Data for this task
________________

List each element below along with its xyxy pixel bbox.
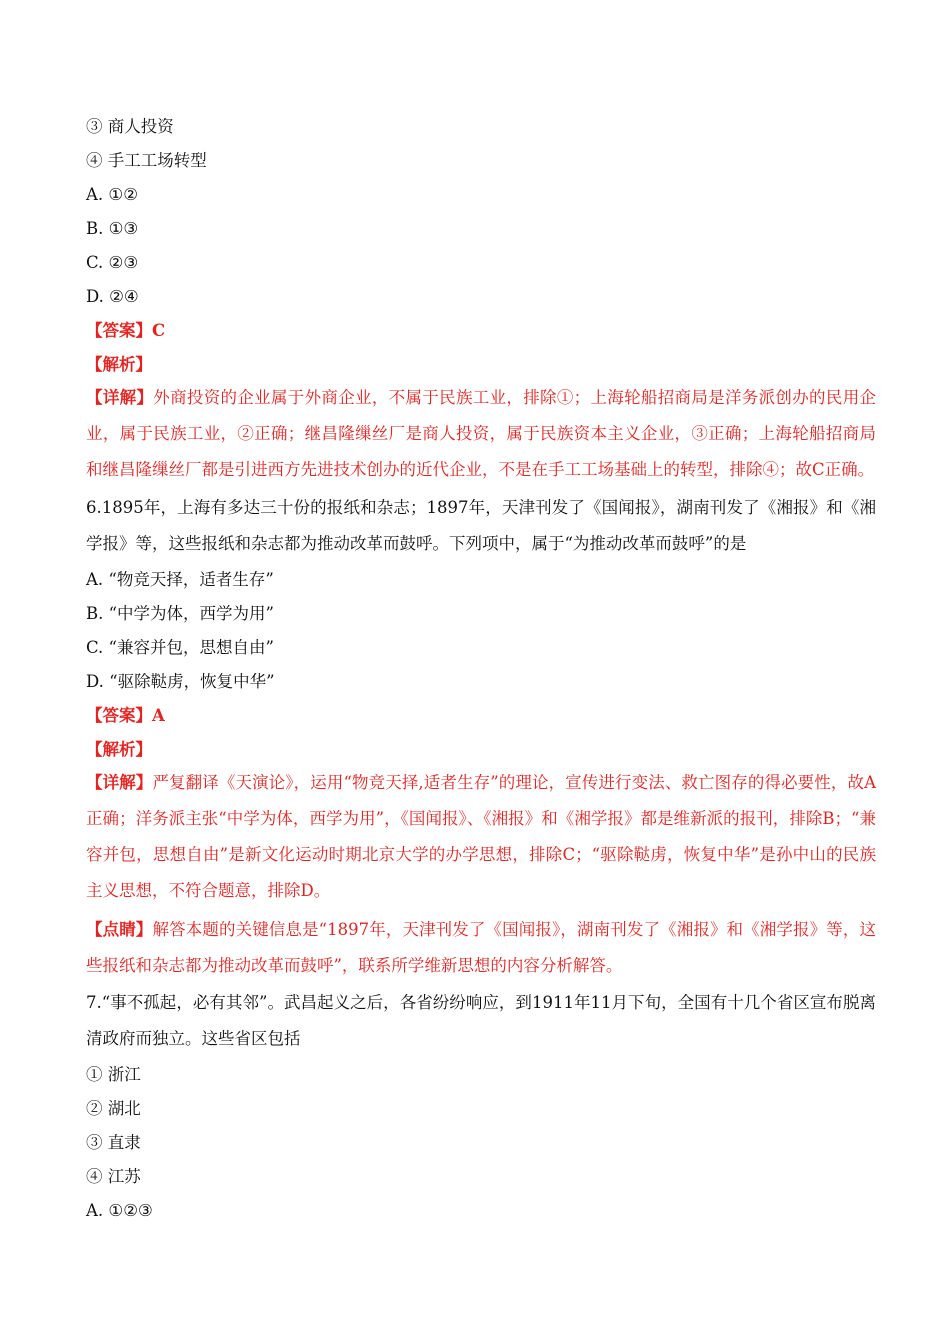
q5-option-c: C. ②③ bbox=[86, 253, 139, 272]
q5-detail bbox=[86, 380, 876, 488]
q6-answer-tag: 【答案】 bbox=[86, 706, 152, 725]
q5-item-4: ④ 手工工场转型 bbox=[86, 151, 207, 170]
q7-item-2: ② 湖北 bbox=[86, 1099, 141, 1118]
q5-option-a: A. ①② bbox=[86, 185, 138, 204]
q7-item-3: ③ 直隶 bbox=[86, 1133, 141, 1152]
q6-analysis-tag: 【解析】 bbox=[86, 740, 152, 759]
q6-option-b: B. “中学为体，西学为用” bbox=[86, 604, 274, 623]
q6-detail-tag: 【详解】 bbox=[86, 773, 153, 792]
q7-item-4: ④ 江苏 bbox=[86, 1167, 141, 1186]
q7-item-1: ① 浙江 bbox=[86, 1065, 141, 1084]
q5-detail-text: 外商投资的企业属于外商企业，不属于民族工业，排除①；上海轮船招商局是洋务派创办的民用企业，属于民族工业，②正确；继昌隆缫丝厂是商人投资，属于民族资本主义企业，③正确；上海轮船招商局和继昌隆缫丝厂都是引进西方先进技术创办的近代企业，不是在手工工场基础上的转型，排除④；故C正确。 bbox=[86, 388, 877, 479]
q7-stem: 7.“事不孤起，必有其邻”。武昌起义之后，各省纷纷响应，到1911年11月下旬，全国有十几个省区宣布脱离清政府而独立。这些省区包括 bbox=[86, 993, 876, 1048]
q5-answer-tag: 【答案】 bbox=[86, 321, 152, 340]
q6-option-c: C. “兼容并包，思想自由” bbox=[86, 638, 274, 657]
q6-hint-text: 解答本题的关键信息是“1897年，天津刊发了《国闻报》，湖南刊发了《湘报》和《湘学报》等，这些报纸和杂志都为推动改革而鼓呼”，联系所学维新思想的内容分析解答。 bbox=[86, 920, 877, 975]
q5-item-3: ③ 商人投资 bbox=[86, 117, 174, 136]
q5-analysis-tag: 【解析】 bbox=[86, 355, 152, 374]
q5-option-b: B. ①③ bbox=[86, 219, 139, 238]
q6-hint-tag: 【点睛】 bbox=[86, 920, 153, 939]
q5-answer-value: C bbox=[152, 321, 166, 340]
q6-option-d: D. “驱除鞑虏，恢复中华” bbox=[86, 672, 275, 691]
q6-option-a: A. “物竞天择，适者生存” bbox=[86, 570, 274, 589]
q6-answer-value: A bbox=[152, 706, 165, 725]
q5-answer bbox=[86, 321, 876, 341]
q5-option-d: D. ②④ bbox=[86, 287, 139, 306]
q5-detail-tag: 【详解】 bbox=[86, 388, 154, 407]
q6-detail-text: 严复翻译《天演论》，运用“物竞天择,适者生存”的理论，宣传进行变法、救亡图存的得必要性，故A正确；洋务派主张“中学为体，西学为用”，《国闻报》、《湘报》和《湘学报》都是维新派的报刊，排除B；“兼容并包，思想自由”是新文化运动时期北京大学的办学思想，排除C；“驱除鞑虏，恢复中华”是孙中山的民族主义思想，不符合题意，排除D。 bbox=[86, 773, 877, 900]
q6-hint bbox=[86, 912, 876, 984]
q6-stem: 6.1895年，上海有多达三十份的报纸和杂志；1897年，天津刊发了《国闻报》，湖南刊发了《湘报》和《湘学报》等，这些报纸和杂志都为推动改革而鼓呼。下列项中，属于“为推动改革而鼓呼”的是 bbox=[86, 498, 876, 553]
q7-option-a: A. ①②③ bbox=[86, 1201, 153, 1220]
q6-answer bbox=[86, 706, 876, 726]
q6-detail bbox=[86, 765, 876, 909]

________________

Problem details
Copy every row above word for word, leaving out the picture.

Result of this exercise
List each element below along with its xyxy pixel bbox.
q5-option-c: C. ②③ bbox=[86, 253, 139, 272]
q5-detail bbox=[86, 380, 876, 488]
q6-answer-tag: 【答案】 bbox=[86, 706, 152, 725]
q5-item-4: ④ 手工工场转型 bbox=[86, 151, 207, 170]
q7-item-2: ② 湖北 bbox=[86, 1099, 141, 1118]
q5-option-a: A. ①② bbox=[86, 185, 138, 204]
q7-item-3: ③ 直隶 bbox=[86, 1133, 141, 1152]
q6-analysis-tag: 【解析】 bbox=[86, 740, 152, 759]
q6-option-b: B. “中学为体，西学为用” bbox=[86, 604, 274, 623]
q6-detail-tag: 【详解】 bbox=[86, 773, 153, 792]
q7-item-4: ④ 江苏 bbox=[86, 1167, 141, 1186]
q7-item-1: ① 浙江 bbox=[86, 1065, 141, 1084]
q5-detail-text: 外商投资的企业属于外商企业，不属于民族工业，排除①；上海轮船招商局是洋务派创办的民用企业，属于民族工业，②正确；继昌隆缫丝厂是商人投资，属于民族资本主义企业，③正确；上海轮船招商局和继昌隆缫丝厂都是引进西方先进技术创办的近代企业，不是在手工工场基础上的转型，排除④；故C正确。 bbox=[86, 388, 877, 479]
q7-stem: 7.“事不孤起，必有其邻”。武昌起义之后，各省纷纷响应，到1911年11月下旬，全国有十几个省区宣布脱离清政府而独立。这些省区包括 bbox=[86, 993, 876, 1048]
q5-answer-tag: 【答案】 bbox=[86, 321, 152, 340]
q6-option-c: C. “兼容并包，思想自由” bbox=[86, 638, 274, 657]
q6-hint-text: 解答本题的关键信息是“1897年，天津刊发了《国闻报》，湖南刊发了《湘报》和《湘学报》等，这些报纸和杂志都为推动改革而鼓呼”，联系所学维新思想的内容分析解答。 bbox=[86, 920, 877, 975]
q5-item-3: ③ 商人投资 bbox=[86, 117, 174, 136]
q5-analysis-tag: 【解析】 bbox=[86, 355, 152, 374]
q5-option-b: B. ①③ bbox=[86, 219, 139, 238]
q6-hint-tag: 【点睛】 bbox=[86, 920, 153, 939]
q5-answer-value: C bbox=[152, 321, 166, 340]
q6-option-d: D. “驱除鞑虏，恢复中华” bbox=[86, 672, 275, 691]
q6-option-a: A. “物竞天择，适者生存” bbox=[86, 570, 274, 589]
q6-answer-value: A bbox=[152, 706, 165, 725]
q5-answer bbox=[86, 321, 876, 341]
q5-option-d: D. ②④ bbox=[86, 287, 139, 306]
q5-detail-tag: 【详解】 bbox=[86, 388, 154, 407]
q6-detail-text: 严复翻译《天演论》，运用“物竞天择,适者生存”的理论，宣传进行变法、救亡图存的得必要性，故A正确；洋务派主张“中学为体，西学为用”，《国闻报》、《湘报》和《湘学报》都是维新派的报刊，排除B；“兼容并包，思想自由”是新文化运动时期北京大学的办学思想，排除C；“驱除鞑虏，恢复中华”是孙中山的民族主义思想，不符合题意，排除D。 bbox=[86, 773, 877, 900]
q6-hint bbox=[86, 912, 876, 984]
q6-stem: 6.1895年，上海有多达三十份的报纸和杂志；1897年，天津刊发了《国闻报》，湖南刊发了《湘报》和《湘学报》等，这些报纸和杂志都为推动改革而鼓呼。下列项中，属于“为推动改革而鼓呼”的是 bbox=[86, 498, 876, 553]
q7-option-a: A. ①②③ bbox=[86, 1201, 153, 1220]
q6-answer bbox=[86, 706, 876, 726]
q6-detail bbox=[86, 765, 876, 909]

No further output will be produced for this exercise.